* Start Data shown *

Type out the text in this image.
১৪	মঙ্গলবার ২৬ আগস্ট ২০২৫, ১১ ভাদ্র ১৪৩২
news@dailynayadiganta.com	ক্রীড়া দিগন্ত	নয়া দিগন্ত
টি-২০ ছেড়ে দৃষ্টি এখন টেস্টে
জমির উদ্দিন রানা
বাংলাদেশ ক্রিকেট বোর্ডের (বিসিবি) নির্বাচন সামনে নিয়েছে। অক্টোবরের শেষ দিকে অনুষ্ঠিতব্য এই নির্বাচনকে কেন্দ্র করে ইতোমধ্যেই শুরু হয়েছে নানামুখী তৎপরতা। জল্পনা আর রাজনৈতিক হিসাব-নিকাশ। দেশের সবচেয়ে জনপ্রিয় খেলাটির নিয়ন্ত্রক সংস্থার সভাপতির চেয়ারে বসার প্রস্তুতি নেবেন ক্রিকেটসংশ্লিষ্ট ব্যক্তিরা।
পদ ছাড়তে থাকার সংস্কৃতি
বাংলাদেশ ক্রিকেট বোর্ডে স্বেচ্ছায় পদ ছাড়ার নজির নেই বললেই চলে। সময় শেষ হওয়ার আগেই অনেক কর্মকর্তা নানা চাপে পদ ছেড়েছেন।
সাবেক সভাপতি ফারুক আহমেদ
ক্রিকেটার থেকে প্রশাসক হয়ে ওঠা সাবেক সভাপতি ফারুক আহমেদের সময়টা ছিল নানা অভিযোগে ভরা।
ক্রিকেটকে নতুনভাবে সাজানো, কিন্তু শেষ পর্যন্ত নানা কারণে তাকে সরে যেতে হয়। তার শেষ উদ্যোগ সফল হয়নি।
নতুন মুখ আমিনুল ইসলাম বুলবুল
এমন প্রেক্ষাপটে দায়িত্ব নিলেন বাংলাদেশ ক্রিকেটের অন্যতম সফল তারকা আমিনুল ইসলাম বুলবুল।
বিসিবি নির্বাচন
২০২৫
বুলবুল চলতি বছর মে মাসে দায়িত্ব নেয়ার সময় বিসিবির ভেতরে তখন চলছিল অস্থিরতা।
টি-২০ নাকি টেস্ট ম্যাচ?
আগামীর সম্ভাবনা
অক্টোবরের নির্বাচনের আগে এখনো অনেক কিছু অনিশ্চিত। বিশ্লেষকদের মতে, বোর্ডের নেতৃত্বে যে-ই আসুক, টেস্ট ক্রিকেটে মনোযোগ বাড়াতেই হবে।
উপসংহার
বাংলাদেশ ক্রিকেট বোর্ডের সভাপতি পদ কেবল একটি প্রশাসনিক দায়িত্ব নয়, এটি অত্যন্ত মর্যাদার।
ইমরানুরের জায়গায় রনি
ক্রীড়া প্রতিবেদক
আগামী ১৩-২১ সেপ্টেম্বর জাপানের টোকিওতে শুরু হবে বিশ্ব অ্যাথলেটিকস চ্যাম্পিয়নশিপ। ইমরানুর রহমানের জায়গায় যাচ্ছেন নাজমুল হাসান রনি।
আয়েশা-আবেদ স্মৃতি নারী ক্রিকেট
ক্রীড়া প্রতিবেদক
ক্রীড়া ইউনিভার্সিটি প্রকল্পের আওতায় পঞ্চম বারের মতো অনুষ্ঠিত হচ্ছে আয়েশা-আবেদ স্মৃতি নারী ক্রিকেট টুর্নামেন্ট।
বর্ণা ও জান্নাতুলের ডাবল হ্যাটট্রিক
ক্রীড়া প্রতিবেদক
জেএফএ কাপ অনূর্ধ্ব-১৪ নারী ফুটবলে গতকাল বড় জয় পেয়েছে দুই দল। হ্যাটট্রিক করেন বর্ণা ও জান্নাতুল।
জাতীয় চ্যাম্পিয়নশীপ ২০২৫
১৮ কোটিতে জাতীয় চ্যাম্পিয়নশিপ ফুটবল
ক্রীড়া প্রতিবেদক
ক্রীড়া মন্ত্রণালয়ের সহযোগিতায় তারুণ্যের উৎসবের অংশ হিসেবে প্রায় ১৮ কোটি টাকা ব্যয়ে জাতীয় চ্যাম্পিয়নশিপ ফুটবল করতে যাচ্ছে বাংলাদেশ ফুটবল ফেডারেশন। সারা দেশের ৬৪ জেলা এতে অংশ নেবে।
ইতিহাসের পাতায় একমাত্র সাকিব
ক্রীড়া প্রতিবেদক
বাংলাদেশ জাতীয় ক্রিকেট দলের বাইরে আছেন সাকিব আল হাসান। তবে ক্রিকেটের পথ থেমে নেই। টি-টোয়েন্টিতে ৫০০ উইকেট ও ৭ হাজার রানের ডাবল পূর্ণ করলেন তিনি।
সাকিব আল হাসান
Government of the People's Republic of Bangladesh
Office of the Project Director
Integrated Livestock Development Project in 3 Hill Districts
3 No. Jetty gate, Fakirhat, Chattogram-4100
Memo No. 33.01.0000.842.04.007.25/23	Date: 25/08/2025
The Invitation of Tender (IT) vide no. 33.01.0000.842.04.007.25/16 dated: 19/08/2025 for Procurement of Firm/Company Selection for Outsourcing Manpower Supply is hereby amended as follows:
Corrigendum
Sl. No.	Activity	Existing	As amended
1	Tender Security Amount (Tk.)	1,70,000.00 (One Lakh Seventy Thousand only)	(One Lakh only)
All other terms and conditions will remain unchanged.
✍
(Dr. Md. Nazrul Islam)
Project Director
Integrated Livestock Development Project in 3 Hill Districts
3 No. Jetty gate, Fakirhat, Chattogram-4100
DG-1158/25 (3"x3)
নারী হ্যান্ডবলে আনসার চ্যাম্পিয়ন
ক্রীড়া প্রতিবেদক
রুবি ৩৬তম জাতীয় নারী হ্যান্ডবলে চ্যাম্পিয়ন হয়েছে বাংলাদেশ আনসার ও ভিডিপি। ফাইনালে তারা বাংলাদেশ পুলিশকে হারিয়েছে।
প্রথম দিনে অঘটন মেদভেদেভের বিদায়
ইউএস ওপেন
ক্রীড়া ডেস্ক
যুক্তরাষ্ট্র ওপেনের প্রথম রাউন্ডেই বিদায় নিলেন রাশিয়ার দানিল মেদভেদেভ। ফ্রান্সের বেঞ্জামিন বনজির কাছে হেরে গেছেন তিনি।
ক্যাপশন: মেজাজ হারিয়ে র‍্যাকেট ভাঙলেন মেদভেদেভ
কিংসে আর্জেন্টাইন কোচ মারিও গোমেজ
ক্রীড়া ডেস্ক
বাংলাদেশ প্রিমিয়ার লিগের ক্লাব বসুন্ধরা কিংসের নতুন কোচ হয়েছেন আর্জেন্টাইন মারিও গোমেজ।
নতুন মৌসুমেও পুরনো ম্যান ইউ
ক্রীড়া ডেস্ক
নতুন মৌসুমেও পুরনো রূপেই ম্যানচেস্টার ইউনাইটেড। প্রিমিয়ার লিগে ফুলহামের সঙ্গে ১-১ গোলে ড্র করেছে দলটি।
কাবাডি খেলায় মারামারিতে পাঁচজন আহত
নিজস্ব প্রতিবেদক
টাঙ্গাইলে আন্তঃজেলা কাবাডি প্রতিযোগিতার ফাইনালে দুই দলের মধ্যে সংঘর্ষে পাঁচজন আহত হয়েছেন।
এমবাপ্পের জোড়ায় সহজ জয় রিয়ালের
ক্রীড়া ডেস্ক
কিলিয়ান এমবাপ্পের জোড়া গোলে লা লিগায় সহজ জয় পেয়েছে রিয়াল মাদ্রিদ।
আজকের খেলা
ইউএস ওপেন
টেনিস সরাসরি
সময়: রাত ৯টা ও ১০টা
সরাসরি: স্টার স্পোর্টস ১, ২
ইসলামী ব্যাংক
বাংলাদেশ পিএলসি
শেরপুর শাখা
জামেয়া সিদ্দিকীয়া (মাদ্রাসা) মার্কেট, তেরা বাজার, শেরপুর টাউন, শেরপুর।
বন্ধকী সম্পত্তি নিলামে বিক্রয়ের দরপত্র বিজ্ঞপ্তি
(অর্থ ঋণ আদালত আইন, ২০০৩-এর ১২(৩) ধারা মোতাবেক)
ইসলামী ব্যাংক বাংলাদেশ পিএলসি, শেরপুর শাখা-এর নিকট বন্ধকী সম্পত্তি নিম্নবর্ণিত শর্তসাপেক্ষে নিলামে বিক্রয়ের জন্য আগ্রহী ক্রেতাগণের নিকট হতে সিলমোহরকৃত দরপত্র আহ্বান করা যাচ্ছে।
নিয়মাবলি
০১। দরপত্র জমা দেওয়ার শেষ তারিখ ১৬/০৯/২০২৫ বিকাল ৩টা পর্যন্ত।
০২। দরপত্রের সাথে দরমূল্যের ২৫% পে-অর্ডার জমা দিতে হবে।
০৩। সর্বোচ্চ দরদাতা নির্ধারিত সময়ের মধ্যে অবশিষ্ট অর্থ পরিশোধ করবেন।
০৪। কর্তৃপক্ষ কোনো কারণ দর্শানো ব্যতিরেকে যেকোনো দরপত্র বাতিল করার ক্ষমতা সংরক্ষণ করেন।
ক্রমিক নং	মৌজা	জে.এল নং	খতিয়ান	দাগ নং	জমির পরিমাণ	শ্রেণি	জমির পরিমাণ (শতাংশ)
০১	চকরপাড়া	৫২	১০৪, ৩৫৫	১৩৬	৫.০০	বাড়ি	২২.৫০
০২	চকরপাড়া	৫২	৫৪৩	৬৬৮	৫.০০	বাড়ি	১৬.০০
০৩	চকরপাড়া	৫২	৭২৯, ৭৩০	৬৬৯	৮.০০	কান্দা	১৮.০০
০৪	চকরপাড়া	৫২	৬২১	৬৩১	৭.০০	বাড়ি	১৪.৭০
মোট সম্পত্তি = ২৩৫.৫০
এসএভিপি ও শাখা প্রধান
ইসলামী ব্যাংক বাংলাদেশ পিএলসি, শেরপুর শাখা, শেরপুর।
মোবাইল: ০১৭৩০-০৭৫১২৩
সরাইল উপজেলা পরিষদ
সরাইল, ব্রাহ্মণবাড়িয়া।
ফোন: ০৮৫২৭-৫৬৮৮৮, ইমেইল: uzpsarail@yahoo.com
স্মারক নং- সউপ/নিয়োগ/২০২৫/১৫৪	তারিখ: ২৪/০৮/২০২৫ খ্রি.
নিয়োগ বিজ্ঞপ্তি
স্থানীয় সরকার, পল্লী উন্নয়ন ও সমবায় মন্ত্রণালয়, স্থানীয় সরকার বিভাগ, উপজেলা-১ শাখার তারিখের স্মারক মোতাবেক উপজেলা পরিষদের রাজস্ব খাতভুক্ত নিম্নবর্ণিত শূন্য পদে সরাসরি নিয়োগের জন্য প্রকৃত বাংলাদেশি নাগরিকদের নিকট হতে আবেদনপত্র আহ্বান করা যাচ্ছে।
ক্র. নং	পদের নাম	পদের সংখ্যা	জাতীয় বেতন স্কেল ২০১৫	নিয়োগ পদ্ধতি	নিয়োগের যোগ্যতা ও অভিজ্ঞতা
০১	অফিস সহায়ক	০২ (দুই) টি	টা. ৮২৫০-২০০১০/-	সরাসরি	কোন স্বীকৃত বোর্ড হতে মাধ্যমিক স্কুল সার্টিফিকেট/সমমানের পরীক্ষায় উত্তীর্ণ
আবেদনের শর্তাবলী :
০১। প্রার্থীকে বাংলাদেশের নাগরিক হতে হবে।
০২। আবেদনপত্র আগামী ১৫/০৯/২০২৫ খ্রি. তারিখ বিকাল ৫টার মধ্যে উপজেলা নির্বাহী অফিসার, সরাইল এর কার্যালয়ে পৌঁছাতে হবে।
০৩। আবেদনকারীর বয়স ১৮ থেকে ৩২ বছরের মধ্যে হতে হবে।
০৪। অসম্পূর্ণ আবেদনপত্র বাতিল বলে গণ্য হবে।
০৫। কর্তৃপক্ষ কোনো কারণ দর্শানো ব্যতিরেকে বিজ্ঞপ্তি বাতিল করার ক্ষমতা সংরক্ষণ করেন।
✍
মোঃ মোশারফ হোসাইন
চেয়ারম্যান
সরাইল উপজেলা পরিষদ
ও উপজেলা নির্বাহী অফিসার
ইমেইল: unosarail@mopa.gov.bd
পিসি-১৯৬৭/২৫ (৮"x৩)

* End Data shown *

Exercise objective: List all lines from the entries that include the word "দরপত".

Task output:
বন্ধকী সম্পত্তি নিলামে বিক্রয়ের দরপত্র বিজ্ঞপ্তি
ইসলামী ব্যাংক বাংলাদেশ পিএলসি, শেরপুর শাখা-এর নিকট বন্ধকী সম্পত্তি নিম্নবর্ণিত শর্তসাপেক্ষে নিলামে বিক্রয়ের জন্য আগ্রহী ক্রেতাগণের নিকট হতে সিলমোহরকৃত দরপত্র আহ্বান করা যাচ্ছে।
০১। দরপত্র জমা দেওয়ার শেষ তারিখ ১৬/০৯/২০২৫ বিকাল ৩টা পর্যন্ত।
০২। দরপত্রের সাথে দরমূল্যের ২৫% পে-অর্ডার জমা দিতে হবে।
০৪। কর্তৃপক্ষ কোনো কারণ দর্শানো ব্যতিরেকে যেকোনো দরপত্র বাতিল করার ক্ষমতা সংরক্ষণ করেন।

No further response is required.